[Start]

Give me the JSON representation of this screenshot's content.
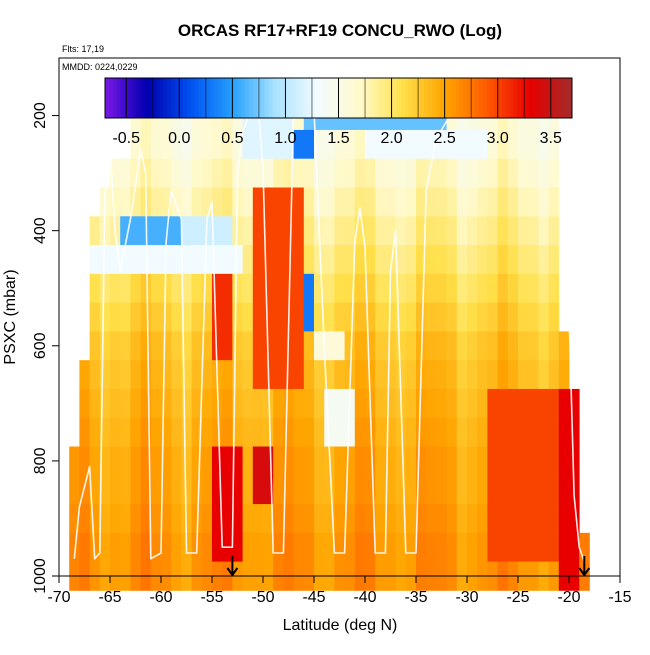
{
  "chart_data": {
    "type": "heatmap",
    "title": "ORCAS RF17+RF19 CONCU_RWO (Log)",
    "flights_label": "Flts: 17,19",
    "date_label": "MMDD: 0224,0229",
    "xlabel": "Latitude (deg N)",
    "ylabel": "PSXC (mbar)",
    "xlim": [
      -70,
      -15
    ],
    "ylim": [
      1000,
      100
    ],
    "xticks": [
      "-70",
      "-65",
      "-60",
      "-55",
      "-50",
      "-45",
      "-40",
      "-35",
      "-30",
      "-25",
      "-20",
      "-15"
    ],
    "yticks": [
      "200",
      "400",
      "600",
      "800",
      "1000"
    ],
    "colorbar": {
      "min": -0.7,
      "max": 3.7,
      "ticks": [
        "-0.5",
        "0.0",
        "0.5",
        "1.0",
        "1.5",
        "2.0",
        "2.5",
        "3.0",
        "3.5"
      ],
      "colors": [
        "#7a17e6",
        "#0000b0",
        "#0050f0",
        "#25a0ff",
        "#a8e2ff",
        "#f2fbff",
        "#fffacc",
        "#ffe04a",
        "#ffa400",
        "#ff5a00",
        "#e80000",
        "#a52b2b"
      ]
    },
    "pressure_levels": [
      200,
      250,
      300,
      350,
      400,
      450,
      500,
      550,
      600,
      650,
      700,
      750,
      800,
      850,
      900,
      950,
      1000
    ],
    "latitude_extent_by_level": [
      [
        -63,
        -21
      ],
      [
        -63,
        -21
      ],
      [
        -65,
        -21
      ],
      [
        -66,
        -21
      ],
      [
        -67,
        -21
      ],
      [
        -67,
        -21
      ],
      [
        -67,
        -21
      ],
      [
        -67,
        -21
      ],
      [
        -67,
        -20
      ],
      [
        -68,
        -20
      ],
      [
        -68,
        -19
      ],
      [
        -68,
        -19
      ],
      [
        -69,
        -19
      ],
      [
        -69,
        -19
      ],
      [
        -69,
        -19
      ],
      [
        -69,
        -18
      ],
      [
        -69,
        -18
      ]
    ],
    "background_log_values": [
      1.6,
      1.6,
      1.7,
      1.8,
      1.9,
      2.0,
      2.1,
      2.2,
      2.3,
      2.35,
      2.4,
      2.45,
      2.5,
      2.5,
      2.55,
      2.6,
      2.6
    ],
    "anomalies": [
      {
        "lat": [
          -46,
          -32
        ],
        "p": [
          175,
          240
        ],
        "value": 0.7
      },
      {
        "lat": [
          -47,
          -45
        ],
        "p": [
          240,
          275
        ],
        "value": 0.3
      },
      {
        "lat": [
          -52,
          -47
        ],
        "p": [
          200,
          260
        ],
        "value": 1.2
      },
      {
        "lat": [
          -40,
          -28
        ],
        "p": [
          240,
          290
        ],
        "value": 1.3
      },
      {
        "lat": [
          -64,
          -58
        ],
        "p": [
          360,
          420
        ],
        "value": 0.6
      },
      {
        "lat": [
          -58,
          -53
        ],
        "p": [
          380,
          440
        ],
        "value": 1.1
      },
      {
        "lat": [
          -67,
          -52
        ],
        "p": [
          430,
          480
        ],
        "value": 1.3
      },
      {
        "lat": [
          -51,
          -46
        ],
        "p": [
          320,
          650
        ],
        "value": 3.0
      },
      {
        "lat": [
          -55,
          -53
        ],
        "p": [
          500,
          600
        ],
        "value": 3.1
      },
      {
        "lat": [
          -46,
          -45
        ],
        "p": [
          480,
          580
        ],
        "value": 0.3
      },
      {
        "lat": [
          -45,
          -42
        ],
        "p": [
          560,
          620
        ],
        "value": 1.6
      },
      {
        "lat": [
          -44,
          -41
        ],
        "p": [
          680,
          760
        ],
        "value": 1.4
      },
      {
        "lat": [
          -55,
          -52
        ],
        "p": [
          780,
          950
        ],
        "value": 3.3
      },
      {
        "lat": [
          -51,
          -49
        ],
        "p": [
          780,
          850
        ],
        "value": 3.4
      },
      {
        "lat": [
          -28,
          -19
        ],
        "p": [
          700,
          950
        ],
        "value": 3.0
      },
      {
        "lat": [
          -21,
          -19
        ],
        "p": [
          700,
          1000
        ],
        "value": 3.3
      }
    ],
    "flight_track_lat": [
      -68.5,
      -68,
      -67,
      -66.5,
      -66,
      -65.5,
      -65,
      -64.5,
      -64,
      -63,
      -62,
      -61.5,
      -61,
      -60,
      -59.5,
      -59,
      -58,
      -57.5,
      -56.5,
      -55.5,
      -55,
      -54,
      -53,
      -52.5,
      -52,
      -51,
      -50.5,
      -50,
      -49,
      -48,
      -47,
      -46,
      -45.5,
      -45,
      -44,
      -43,
      -42,
      -41,
      -40.5,
      -40,
      -39,
      -38,
      -37.5,
      -37,
      -36,
      -35,
      -34,
      -33,
      -31,
      -28,
      -25,
      -22,
      -21,
      -20.5,
      -20,
      -19.5,
      -19,
      -18.5
    ],
    "flight_track_p": [
      970,
      880,
      810,
      970,
      960,
      340,
      260,
      400,
      470,
      380,
      260,
      300,
      970,
      960,
      420,
      330,
      380,
      960,
      960,
      380,
      350,
      950,
      950,
      300,
      230,
      180,
      180,
      290,
      960,
      960,
      190,
      180,
      180,
      190,
      600,
      960,
      960,
      420,
      360,
      430,
      960,
      960,
      470,
      400,
      960,
      960,
      330,
      240,
      180,
      180,
      180,
      180,
      180,
      330,
      540,
      860,
      950,
      975
    ],
    "markers_lat": [
      "-53",
      "-18.5"
    ]
  }
}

[End]

What to work on
Give back every line exactly as it stands, pictures excluded.

The reply
Give me the JSON representation of this screenshot's content.
{
  "chart_data": {
    "type": "heatmap",
    "title": "ORCAS RF17+RF19 CONCU_RWO (Log)",
    "flights_label": "Flts: 17,19",
    "date_label": "MMDD: 0224,0229",
    "xlabel": "Latitude (deg N)",
    "ylabel": "PSXC (mbar)",
    "xlim": [
      -70,
      -15
    ],
    "ylim": [
      1000,
      100
    ],
    "xticks": [
      "-70",
      "-65",
      "-60",
      "-55",
      "-50",
      "-45",
      "-40",
      "-35",
      "-30",
      "-25",
      "-20",
      "-15"
    ],
    "yticks": [
      "200",
      "400",
      "600",
      "800",
      "1000"
    ],
    "colorbar": {
      "min": -0.7,
      "max": 3.7,
      "ticks": [
        "-0.5",
        "0.0",
        "0.5",
        "1.0",
        "1.5",
        "2.0",
        "2.5",
        "3.0",
        "3.5"
      ],
      "colors": [
        "#7a17e6",
        "#0000b0",
        "#0050f0",
        "#25a0ff",
        "#a8e2ff",
        "#f2fbff",
        "#fffacc",
        "#ffe04a",
        "#ffa400",
        "#ff5a00",
        "#e80000",
        "#a52b2b"
      ]
    },
    "pressure_levels": [
      200,
      250,
      300,
      350,
      400,
      450,
      500,
      550,
      600,
      650,
      700,
      750,
      800,
      850,
      900,
      950,
      1000
    ],
    "latitude_extent_by_level": [
      [
        -63,
        -21
      ],
      [
        -63,
        -21
      ],
      [
        -65,
        -21
      ],
      [
        -66,
        -21
      ],
      [
        -67,
        -21
      ],
      [
        -67,
        -21
      ],
      [
        -67,
        -21
      ],
      [
        -67,
        -21
      ],
      [
        -67,
        -20
      ],
      [
        -68,
        -20
      ],
      [
        -68,
        -19
      ],
      [
        -68,
        -19
      ],
      [
        -69,
        -19
      ],
      [
        -69,
        -19
      ],
      [
        -69,
        -19
      ],
      [
        -69,
        -18
      ],
      [
        -69,
        -18
      ]
    ],
    "background_log_values": [
      1.6,
      1.6,
      1.7,
      1.8,
      1.9,
      2.0,
      2.1,
      2.2,
      2.3,
      2.35,
      2.4,
      2.45,
      2.5,
      2.5,
      2.55,
      2.6,
      2.6
    ],
    "anomalies": [
      {
        "lat": [
          -46,
          -32
        ],
        "p": [
          175,
          240
        ],
        "value": 0.7
      },
      {
        "lat": [
          -47,
          -45
        ],
        "p": [
          240,
          275
        ],
        "value": 0.3
      },
      {
        "lat": [
          -52,
          -47
        ],
        "p": [
          200,
          260
        ],
        "value": 1.2
      },
      {
        "lat": [
          -40,
          -28
        ],
        "p": [
          240,
          290
        ],
        "value": 1.3
      },
      {
        "lat": [
          -64,
          -58
        ],
        "p": [
          360,
          420
        ],
        "value": 0.6
      },
      {
        "lat": [
          -58,
          -53
        ],
        "p": [
          380,
          440
        ],
        "value": 1.1
      },
      {
        "lat": [
          -67,
          -52
        ],
        "p": [
          430,
          480
        ],
        "value": 1.3
      },
      {
        "lat": [
          -51,
          -46
        ],
        "p": [
          320,
          650
        ],
        "value": 3.0
      },
      {
        "lat": [
          -55,
          -53
        ],
        "p": [
          500,
          600
        ],
        "value": 3.1
      },
      {
        "lat": [
          -46,
          -45
        ],
        "p": [
          480,
          580
        ],
        "value": 0.3
      },
      {
        "lat": [
          -45,
          -42
        ],
        "p": [
          560,
          620
        ],
        "value": 1.6
      },
      {
        "lat": [
          -44,
          -41
        ],
        "p": [
          680,
          760
        ],
        "value": 1.4
      },
      {
        "lat": [
          -55,
          -52
        ],
        "p": [
          780,
          950
        ],
        "value": 3.3
      },
      {
        "lat": [
          -51,
          -49
        ],
        "p": [
          780,
          850
        ],
        "value": 3.4
      },
      {
        "lat": [
          -28,
          -19
        ],
        "p": [
          700,
          950
        ],
        "value": 3.0
      },
      {
        "lat": [
          -21,
          -19
        ],
        "p": [
          700,
          1000
        ],
        "value": 3.3
      }
    ],
    "flight_track_lat": [
      -68.5,
      -68,
      -67,
      -66.5,
      -66,
      -65.5,
      -65,
      -64.5,
      -64,
      -63,
      -62,
      -61.5,
      -61,
      -60,
      -59.5,
      -59,
      -58,
      -57.5,
      -56.5,
      -55.5,
      -55,
      -54,
      -53,
      -52.5,
      -52,
      -51,
      -50.5,
      -50,
      -49,
      -48,
      -47,
      -46,
      -45.5,
      -45,
      -44,
      -43,
      -42,
      -41,
      -40.5,
      -40,
      -39,
      -38,
      -37.5,
      -37,
      -36,
      -35,
      -34,
      -33,
      -31,
      -28,
      -25,
      -22,
      -21,
      -20.5,
      -20,
      -19.5,
      -19,
      -18.5
    ],
    "flight_track_p": [
      970,
      880,
      810,
      970,
      960,
      340,
      260,
      400,
      470,
      380,
      260,
      300,
      970,
      960,
      420,
      330,
      380,
      960,
      960,
      380,
      350,
      950,
      950,
      300,
      230,
      180,
      180,
      290,
      960,
      960,
      190,
      180,
      180,
      190,
      600,
      960,
      960,
      420,
      360,
      430,
      960,
      960,
      470,
      400,
      960,
      960,
      330,
      240,
      180,
      180,
      180,
      180,
      180,
      330,
      540,
      860,
      950,
      975
    ],
    "markers_lat": [
      "-53",
      "-18.5"
    ]
  }
}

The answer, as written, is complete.